• Problem to work on
Say how many lines contain "this", using only the number.

• Dataset entries
::::::::
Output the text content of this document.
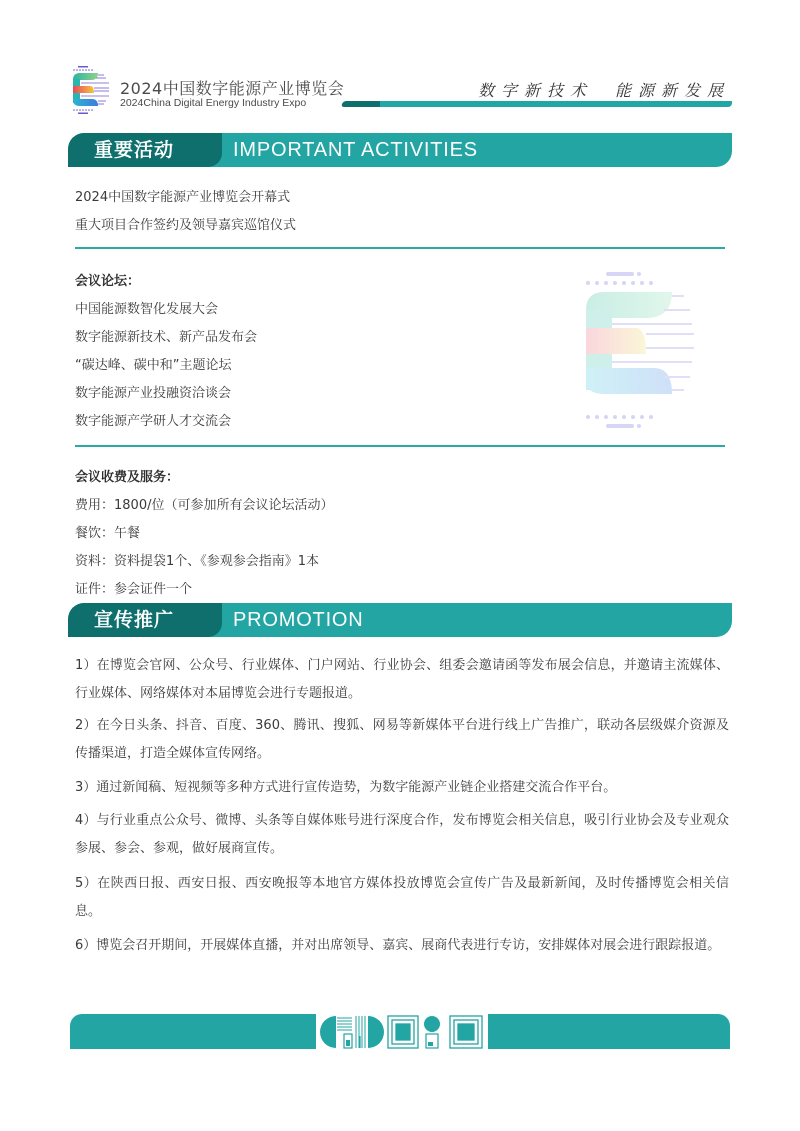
2024中国数字能源产业博览会
2024China Digital Energy Industry Expo
数字新技术 能源新发展
重要活动	IMPORTANT ACTIVITIES
2024中国数字能源产业博览会开幕式
重大项目合作签约及领导嘉宾巡馆仪式
会议论坛：
中国能源数智化发展大会
数字能源新技术、新产品发布会
“碳达峰、碳中和”主题论坛
数字能源产业投融资洽谈会
数字能源产学研人才交流会
会议收费及服务：
费用：1800/位（可参加所有会议论坛活动）
餐饮：午餐
资料：资料提袋1个、《参观参会指南》1本
证件：参会证件一个
宣传推广	PROMOTION
1）在博览会官网、公众号、行业媒体、门户网站、行业协会、组委会邀请函等发布展会信息，并邀请主流媒体、行业媒体、网络媒体对本届博览会进行专题报道。
2）在今日头条、抖音、百度、360、腾讯、搜狐、网易等新媒体平台进行线上广告推广，联动各层级媒介资源及传播渠道，打造全媒体宣传网络。
3）通过新闻稿、短视频等多种方式进行宣传造势，为数字能源产业链企业搭建交流合作平台。
4）与行业重点公众号、微博、头条等自媒体账号进行深度合作，发布博览会相关信息，吸引行业协会及专业观众参展、参会、参观，做好展商宣传。
5）在陕西日报、西安日报、西安晚报等本地官方媒体投放博览会宣传广告及最新新闻，及时传播博览会相关信息。
6）博览会召开期间，开展媒体直播，并对出席领导、嘉宾、展商代表进行专访，安排媒体对展会进行跟踪报道。
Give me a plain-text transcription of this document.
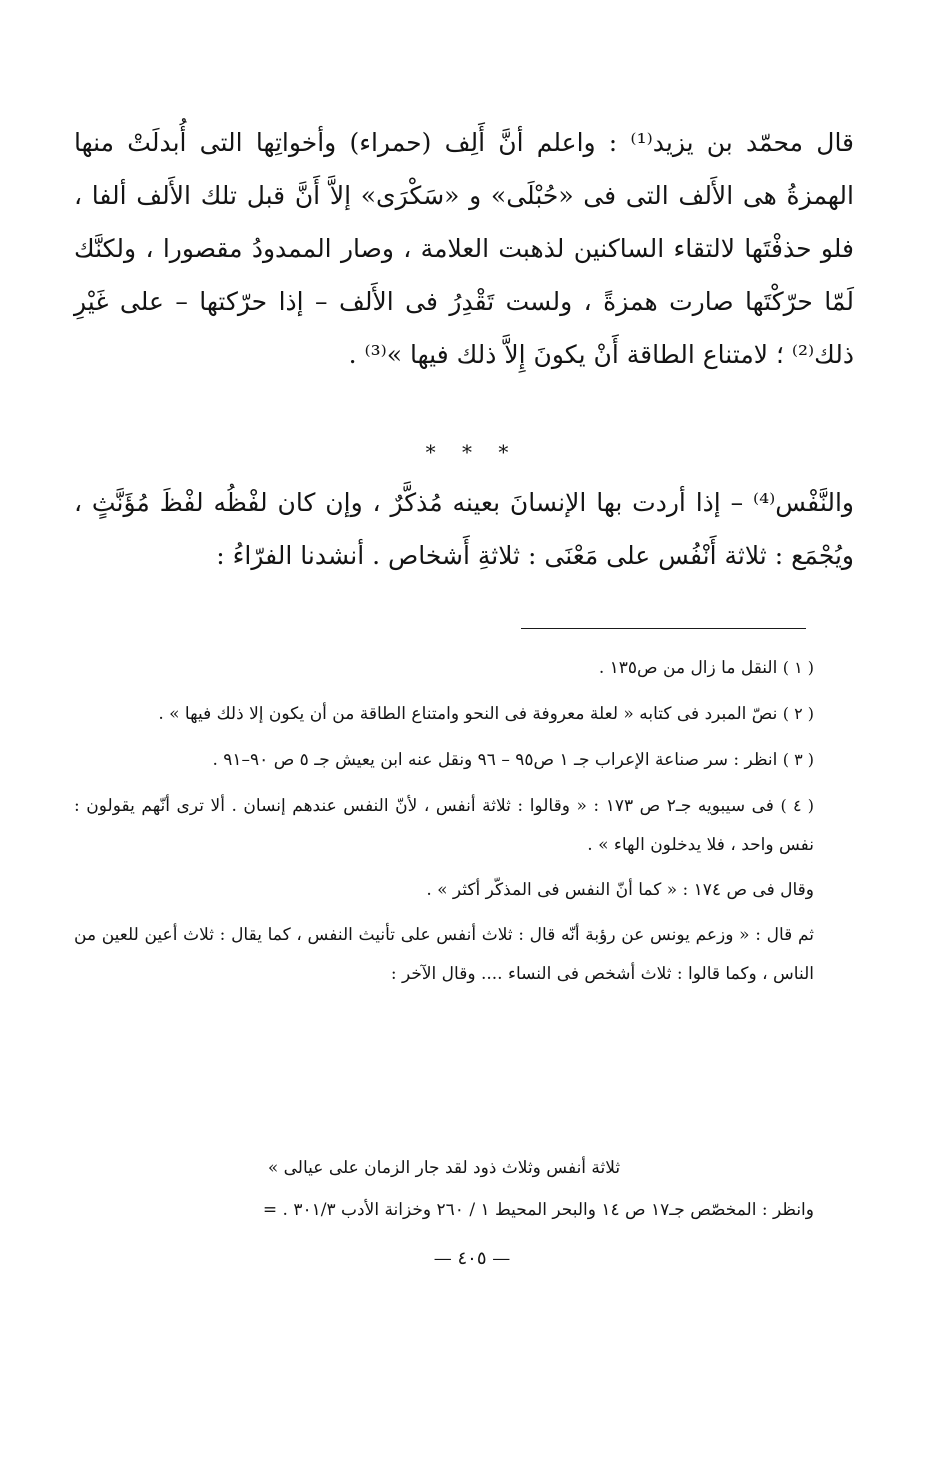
قال محمّد بن يزيد⁽¹⁾ : واعلم أنَّ أَلِف (حمراء) وأخواتِها التى أُبدلَتْ منها الهمزةُ هى الأَلف التى فى «حُبْلَى» و «سَكْرَى» إلاَّ أَنَّ قبل تلك الأَلف ألفا ، فلو حذفْتَها لالتقاء الساكنين لذهبت العلامة ، وصار الممدودُ مقصورا ، ولكنَّك لَمّا حرّكْتَها صارت همزةً ، ولست تَقْدِرُ فى الأَلف – إذا حرّكتها – على غَيْرِ ذلك⁽²⁾ ؛ لامتناع الطاقة أَنْ يكونَ إِلاَّ ذلك فيها »⁽³⁾ .

* * *

والنَّفْس⁽⁴⁾ – إذا أردت بها الإنسانَ بعينه مُذكَّرٌ ، وإن كان لفْظُه لفْظَ مُؤَنَّثٍ ، ويُجْمَع : ثلاثة أَنْفُس على مَعْنَى : ثلاثةِ أَشخاص . أنشدنا الفرّاءُ :

( ١ ) النقل ما زال من ص١٣٥ .

( ٢ ) نصّ المبرد فى كتابه « لعلة معروفة فى النحو وامتناع الطاقة من أن يكون إلا ذلك فيها » .

( ٣ ) انظر : سر صناعة الإعراب جـ ١ ص٩٥ – ٩٦ ونقل عنه ابن يعيش جـ ٥ ص ٩٠–٩١ .

( ٤ ) فى سيبويه جـ٢ ص ١٧٣ : « وقالوا : ثلاثة أنفس ، لأنّ النفس عندهم إنسان . ألا ترى أنّهم يقولون : نفس واحد ، فلا يدخلون الهاء » .

وقال فى ص ١٧٤ : « كما أنّ النفس فى المذكّر أكثر » .

ثم قال : « وزعم يونس عن رؤبة أنّه قال : ثلاث أنفس على تأنيث النفس ، كما يقال : ثلاث أعين للعين من الناس ، وكما قالوا : ثلاث أشخص فى النساء .... وقال الآخر :

ثلاثة أنفس وثلاث ذود لقد جار الزمان على عيالى »
وانظر : المخصّص جـ١٧ ص ١٤ والبحر المحيط ١ / ٢٦٠ وخزانة الأدب ٣٠١/٣ . =
— ٤٠٥ —
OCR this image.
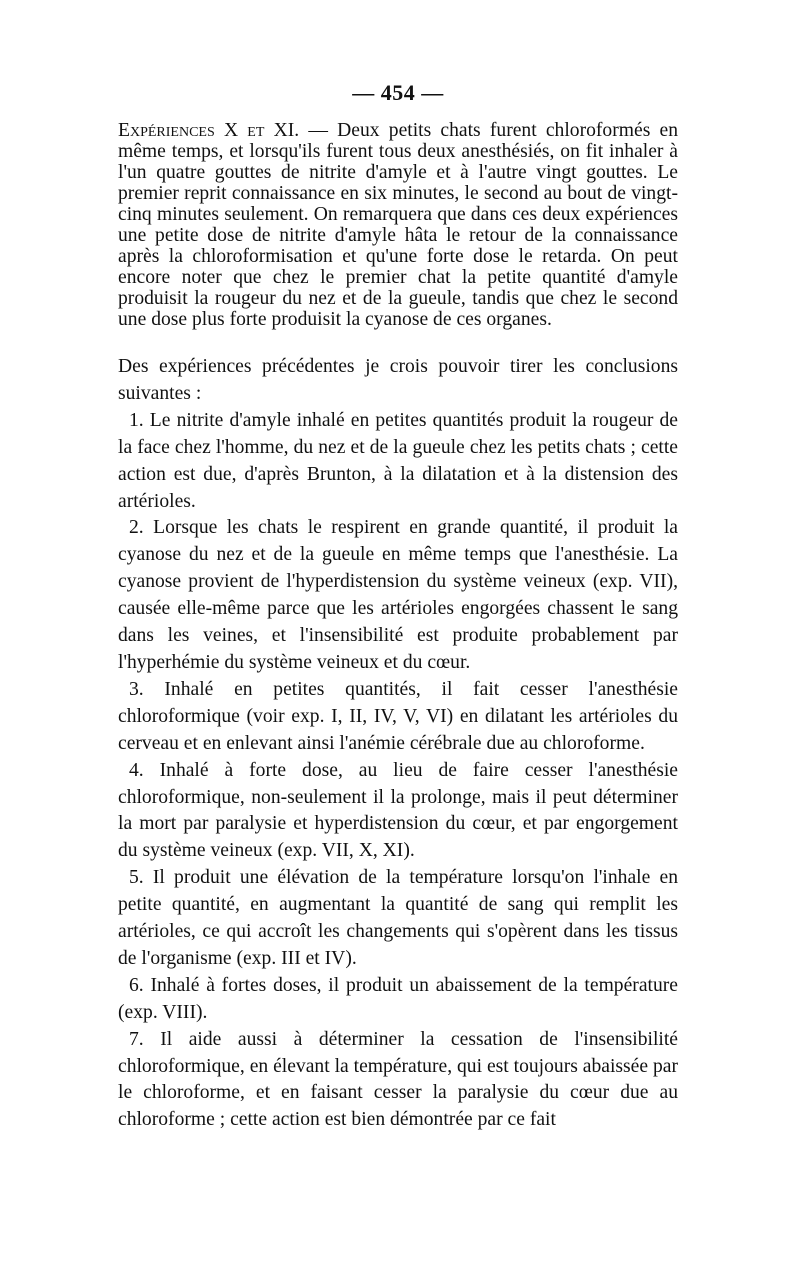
— 454 —

Expériences X et XI. — Deux petits chats furent chloroformés en même temps, et lorsqu'ils furent tous deux anesthésiés, on fit inhaler à l'un quatre gouttes de nitrite d'amyle et à l'autre vingt gouttes. Le premier reprit connaissance en six minutes, le second au bout de vingt-cinq minutes seulement. On remarquera que dans ces deux expériences une petite dose de nitrite d'amyle hâta le retour de la connaissance après la chloroformisation et qu'une forte dose le retarda. On peut encore noter que chez le premier chat la petite quantité d'amyle produisit la rougeur du nez et de la gueule, tandis que chez le second une dose plus forte produisit la cyanose de ces organes.

Des expériences précédentes je crois pouvoir tirer les conclusions suivantes :

1. Le nitrite d'amyle inhalé en petites quantités produit la rougeur de la face chez l'homme, du nez et de la gueule chez les petits chats ; cette action est due, d'après Brunton, à la dilatation et à la distension des artérioles.

2. Lorsque les chats le respirent en grande quantité, il produit la cyanose du nez et de la gueule en même temps que l'anesthésie. La cyanose provient de l'hyperdistension du système veineux (exp. VII), causée elle-même parce que les artérioles engorgées chassent le sang dans les veines, et l'insensibilité est produite probablement par l'hyperhémie du système veineux et du cœur.

3. Inhalé en petites quantités, il fait cesser l'anesthésie chloroformique (voir exp. I, II, IV, V, VI) en dilatant les artérioles du cerveau et en enlevant ainsi l'anémie cérébrale due au chloroforme.

4. Inhalé à forte dose, au lieu de faire cesser l'anesthésie chloroformique, non-seulement il la prolonge, mais il peut déterminer la mort par paralysie et hyperdistension du cœur, et par engorgement du système veineux (exp. VII, X, XI).

5. Il produit une élévation de la température lorsqu'on l'inhale en petite quantité, en augmentant la quantité de sang qui remplit les artérioles, ce qui accroît les changements qui s'opèrent dans les tissus de l'organisme (exp. III et IV).

6. Inhalé à fortes doses, il produit un abaissement de la température (exp. VIII).

7. Il aide aussi à déterminer la cessation de l'insensibilité chloroformique, en élevant la température, qui est toujours abaissée par le chloroforme, et en faisant cesser la paralysie du cœur due au chloroforme ; cette action est bien démontrée par ce fait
::::::::
• Output
3